WHAT IS REQUIRED -
Count how many lines in this material contain "उपलब". The answer is that number alone.

Dataset rows
---------------

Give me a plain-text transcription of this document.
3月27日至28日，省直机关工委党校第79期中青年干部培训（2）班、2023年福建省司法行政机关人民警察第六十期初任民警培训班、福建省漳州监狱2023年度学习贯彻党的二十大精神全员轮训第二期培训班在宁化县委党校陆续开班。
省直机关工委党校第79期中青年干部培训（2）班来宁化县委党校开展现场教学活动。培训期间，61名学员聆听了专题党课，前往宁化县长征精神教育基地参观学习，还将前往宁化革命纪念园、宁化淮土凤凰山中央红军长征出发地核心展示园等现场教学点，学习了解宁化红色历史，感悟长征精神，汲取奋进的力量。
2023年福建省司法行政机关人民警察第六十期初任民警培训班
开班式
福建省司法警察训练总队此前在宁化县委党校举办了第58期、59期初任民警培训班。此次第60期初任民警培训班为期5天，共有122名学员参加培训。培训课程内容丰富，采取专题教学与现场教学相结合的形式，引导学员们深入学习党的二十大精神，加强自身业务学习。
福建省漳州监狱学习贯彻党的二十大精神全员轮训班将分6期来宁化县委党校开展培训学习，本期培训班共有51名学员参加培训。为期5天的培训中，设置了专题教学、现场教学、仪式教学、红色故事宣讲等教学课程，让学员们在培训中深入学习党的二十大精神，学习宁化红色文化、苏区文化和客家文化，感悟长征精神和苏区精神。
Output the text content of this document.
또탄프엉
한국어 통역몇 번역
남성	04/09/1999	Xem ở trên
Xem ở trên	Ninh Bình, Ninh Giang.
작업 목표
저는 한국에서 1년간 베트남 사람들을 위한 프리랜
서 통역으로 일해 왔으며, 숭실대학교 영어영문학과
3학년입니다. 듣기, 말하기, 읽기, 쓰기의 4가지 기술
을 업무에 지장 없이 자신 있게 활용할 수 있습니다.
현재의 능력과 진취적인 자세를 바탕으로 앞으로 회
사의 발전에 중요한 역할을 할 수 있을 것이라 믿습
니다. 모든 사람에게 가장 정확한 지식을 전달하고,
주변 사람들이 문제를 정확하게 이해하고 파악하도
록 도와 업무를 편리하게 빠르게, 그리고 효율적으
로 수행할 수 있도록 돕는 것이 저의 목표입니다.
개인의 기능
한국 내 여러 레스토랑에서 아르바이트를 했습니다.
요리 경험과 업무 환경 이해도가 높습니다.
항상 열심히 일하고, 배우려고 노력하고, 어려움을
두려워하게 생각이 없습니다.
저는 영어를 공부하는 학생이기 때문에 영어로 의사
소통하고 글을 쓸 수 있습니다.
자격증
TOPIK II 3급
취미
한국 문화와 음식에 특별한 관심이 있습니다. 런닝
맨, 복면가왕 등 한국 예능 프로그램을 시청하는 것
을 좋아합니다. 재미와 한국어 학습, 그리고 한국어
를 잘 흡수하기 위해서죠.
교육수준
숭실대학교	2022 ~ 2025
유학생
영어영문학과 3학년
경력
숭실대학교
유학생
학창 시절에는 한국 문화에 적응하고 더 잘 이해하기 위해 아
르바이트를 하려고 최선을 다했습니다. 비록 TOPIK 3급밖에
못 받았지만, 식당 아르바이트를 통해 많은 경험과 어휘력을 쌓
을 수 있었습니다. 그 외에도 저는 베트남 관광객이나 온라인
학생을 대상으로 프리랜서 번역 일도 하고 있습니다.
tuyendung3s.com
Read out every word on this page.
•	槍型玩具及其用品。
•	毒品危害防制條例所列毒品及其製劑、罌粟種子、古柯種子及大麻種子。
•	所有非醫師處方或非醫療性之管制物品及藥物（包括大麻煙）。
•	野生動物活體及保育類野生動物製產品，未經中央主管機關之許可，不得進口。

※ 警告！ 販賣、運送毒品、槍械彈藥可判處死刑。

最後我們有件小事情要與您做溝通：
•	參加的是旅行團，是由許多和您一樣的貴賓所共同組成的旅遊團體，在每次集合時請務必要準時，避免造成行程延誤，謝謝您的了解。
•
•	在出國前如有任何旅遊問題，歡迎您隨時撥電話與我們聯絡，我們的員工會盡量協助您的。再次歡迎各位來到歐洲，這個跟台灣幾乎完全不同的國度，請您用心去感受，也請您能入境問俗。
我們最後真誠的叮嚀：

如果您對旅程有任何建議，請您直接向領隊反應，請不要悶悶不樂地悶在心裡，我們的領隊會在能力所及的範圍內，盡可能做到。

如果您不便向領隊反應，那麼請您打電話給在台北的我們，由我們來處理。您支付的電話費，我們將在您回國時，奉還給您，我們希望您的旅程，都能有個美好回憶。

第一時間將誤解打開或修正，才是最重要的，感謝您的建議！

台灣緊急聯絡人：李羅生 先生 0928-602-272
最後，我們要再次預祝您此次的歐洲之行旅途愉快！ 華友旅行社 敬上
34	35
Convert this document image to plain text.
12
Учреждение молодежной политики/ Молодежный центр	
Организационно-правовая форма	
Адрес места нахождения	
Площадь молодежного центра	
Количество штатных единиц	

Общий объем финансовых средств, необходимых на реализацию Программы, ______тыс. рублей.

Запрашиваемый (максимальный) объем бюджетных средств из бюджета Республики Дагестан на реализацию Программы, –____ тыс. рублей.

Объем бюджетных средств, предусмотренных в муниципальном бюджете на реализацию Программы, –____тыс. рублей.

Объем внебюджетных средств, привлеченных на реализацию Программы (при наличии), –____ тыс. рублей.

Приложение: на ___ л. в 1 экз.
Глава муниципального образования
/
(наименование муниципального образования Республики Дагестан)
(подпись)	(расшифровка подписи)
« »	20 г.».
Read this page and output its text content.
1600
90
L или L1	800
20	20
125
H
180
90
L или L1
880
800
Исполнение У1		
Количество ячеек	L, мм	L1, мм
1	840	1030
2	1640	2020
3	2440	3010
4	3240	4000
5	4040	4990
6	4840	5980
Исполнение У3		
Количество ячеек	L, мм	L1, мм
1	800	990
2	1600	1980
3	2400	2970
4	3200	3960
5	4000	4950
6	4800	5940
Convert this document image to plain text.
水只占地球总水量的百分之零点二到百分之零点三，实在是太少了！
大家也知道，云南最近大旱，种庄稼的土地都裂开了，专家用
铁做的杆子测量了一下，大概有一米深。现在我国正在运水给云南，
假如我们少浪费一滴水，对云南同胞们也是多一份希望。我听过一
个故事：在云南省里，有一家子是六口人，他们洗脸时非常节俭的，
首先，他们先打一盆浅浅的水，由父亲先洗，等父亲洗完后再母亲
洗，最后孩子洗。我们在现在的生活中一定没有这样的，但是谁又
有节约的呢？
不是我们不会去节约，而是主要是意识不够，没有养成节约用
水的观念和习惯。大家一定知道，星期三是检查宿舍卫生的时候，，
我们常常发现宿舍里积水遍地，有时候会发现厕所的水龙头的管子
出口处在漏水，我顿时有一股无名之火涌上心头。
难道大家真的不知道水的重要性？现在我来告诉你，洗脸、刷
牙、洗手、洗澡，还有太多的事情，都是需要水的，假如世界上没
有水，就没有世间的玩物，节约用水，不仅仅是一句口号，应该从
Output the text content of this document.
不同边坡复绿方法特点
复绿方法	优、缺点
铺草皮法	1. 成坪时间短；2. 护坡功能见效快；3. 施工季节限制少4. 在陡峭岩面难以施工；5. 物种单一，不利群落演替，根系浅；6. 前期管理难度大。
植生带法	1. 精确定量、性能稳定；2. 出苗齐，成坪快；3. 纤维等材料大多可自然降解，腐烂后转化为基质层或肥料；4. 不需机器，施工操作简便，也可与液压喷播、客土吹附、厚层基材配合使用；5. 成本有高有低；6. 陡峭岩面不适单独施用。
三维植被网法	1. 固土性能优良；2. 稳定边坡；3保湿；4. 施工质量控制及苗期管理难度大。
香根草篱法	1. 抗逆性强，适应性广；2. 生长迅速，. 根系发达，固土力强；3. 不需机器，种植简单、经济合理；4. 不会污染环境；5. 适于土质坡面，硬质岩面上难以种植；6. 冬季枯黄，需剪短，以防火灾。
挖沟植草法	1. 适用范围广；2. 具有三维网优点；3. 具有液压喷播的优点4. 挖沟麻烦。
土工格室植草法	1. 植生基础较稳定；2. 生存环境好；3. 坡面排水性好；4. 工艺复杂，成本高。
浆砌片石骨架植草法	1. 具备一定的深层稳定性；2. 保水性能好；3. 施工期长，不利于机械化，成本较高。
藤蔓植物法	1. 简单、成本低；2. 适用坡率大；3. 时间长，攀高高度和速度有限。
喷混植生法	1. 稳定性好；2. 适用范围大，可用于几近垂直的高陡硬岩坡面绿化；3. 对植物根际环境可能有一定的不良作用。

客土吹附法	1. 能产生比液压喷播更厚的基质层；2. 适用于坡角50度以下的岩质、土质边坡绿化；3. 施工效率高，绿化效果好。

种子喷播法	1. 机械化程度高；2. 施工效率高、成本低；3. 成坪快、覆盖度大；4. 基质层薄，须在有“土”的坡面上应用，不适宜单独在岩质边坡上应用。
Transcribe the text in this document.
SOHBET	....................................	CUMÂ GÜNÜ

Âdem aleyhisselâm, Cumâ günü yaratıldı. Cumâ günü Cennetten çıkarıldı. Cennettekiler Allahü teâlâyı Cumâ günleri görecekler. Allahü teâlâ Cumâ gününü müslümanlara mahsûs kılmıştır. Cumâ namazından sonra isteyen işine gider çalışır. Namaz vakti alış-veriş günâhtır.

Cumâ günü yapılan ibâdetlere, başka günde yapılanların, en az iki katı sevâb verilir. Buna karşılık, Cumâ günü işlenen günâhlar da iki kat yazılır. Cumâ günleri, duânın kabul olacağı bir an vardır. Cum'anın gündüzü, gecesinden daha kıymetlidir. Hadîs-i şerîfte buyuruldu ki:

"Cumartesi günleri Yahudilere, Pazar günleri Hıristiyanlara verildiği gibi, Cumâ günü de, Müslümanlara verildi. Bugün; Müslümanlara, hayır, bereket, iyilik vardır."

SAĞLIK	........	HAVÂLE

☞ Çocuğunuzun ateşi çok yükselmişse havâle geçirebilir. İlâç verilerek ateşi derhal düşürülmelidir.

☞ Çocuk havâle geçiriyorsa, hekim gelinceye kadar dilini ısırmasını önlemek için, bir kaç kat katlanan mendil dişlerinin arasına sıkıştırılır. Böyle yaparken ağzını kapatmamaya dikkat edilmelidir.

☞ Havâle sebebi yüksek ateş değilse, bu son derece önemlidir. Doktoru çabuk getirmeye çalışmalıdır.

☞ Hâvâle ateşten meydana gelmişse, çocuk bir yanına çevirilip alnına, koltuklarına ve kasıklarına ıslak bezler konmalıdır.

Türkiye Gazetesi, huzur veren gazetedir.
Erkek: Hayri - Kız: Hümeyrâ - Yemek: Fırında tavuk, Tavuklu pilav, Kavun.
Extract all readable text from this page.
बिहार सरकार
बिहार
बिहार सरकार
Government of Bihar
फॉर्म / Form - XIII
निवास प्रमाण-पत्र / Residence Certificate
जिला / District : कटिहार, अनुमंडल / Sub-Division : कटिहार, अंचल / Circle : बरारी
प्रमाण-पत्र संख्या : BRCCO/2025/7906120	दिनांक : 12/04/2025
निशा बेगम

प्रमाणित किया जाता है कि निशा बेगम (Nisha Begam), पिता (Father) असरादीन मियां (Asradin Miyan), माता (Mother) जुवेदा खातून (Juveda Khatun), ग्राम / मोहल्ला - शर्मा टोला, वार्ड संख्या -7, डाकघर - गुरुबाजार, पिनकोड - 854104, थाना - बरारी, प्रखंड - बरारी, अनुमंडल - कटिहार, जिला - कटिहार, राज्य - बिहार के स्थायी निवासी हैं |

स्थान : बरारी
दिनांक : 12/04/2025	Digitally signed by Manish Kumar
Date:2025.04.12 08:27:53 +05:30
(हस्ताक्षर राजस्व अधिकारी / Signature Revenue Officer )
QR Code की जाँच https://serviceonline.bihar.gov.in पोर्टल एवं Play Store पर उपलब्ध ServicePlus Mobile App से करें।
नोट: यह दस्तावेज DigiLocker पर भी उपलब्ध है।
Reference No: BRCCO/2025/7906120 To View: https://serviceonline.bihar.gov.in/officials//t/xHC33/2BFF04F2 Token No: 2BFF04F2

---------------

EXPECTED ANSWER -
2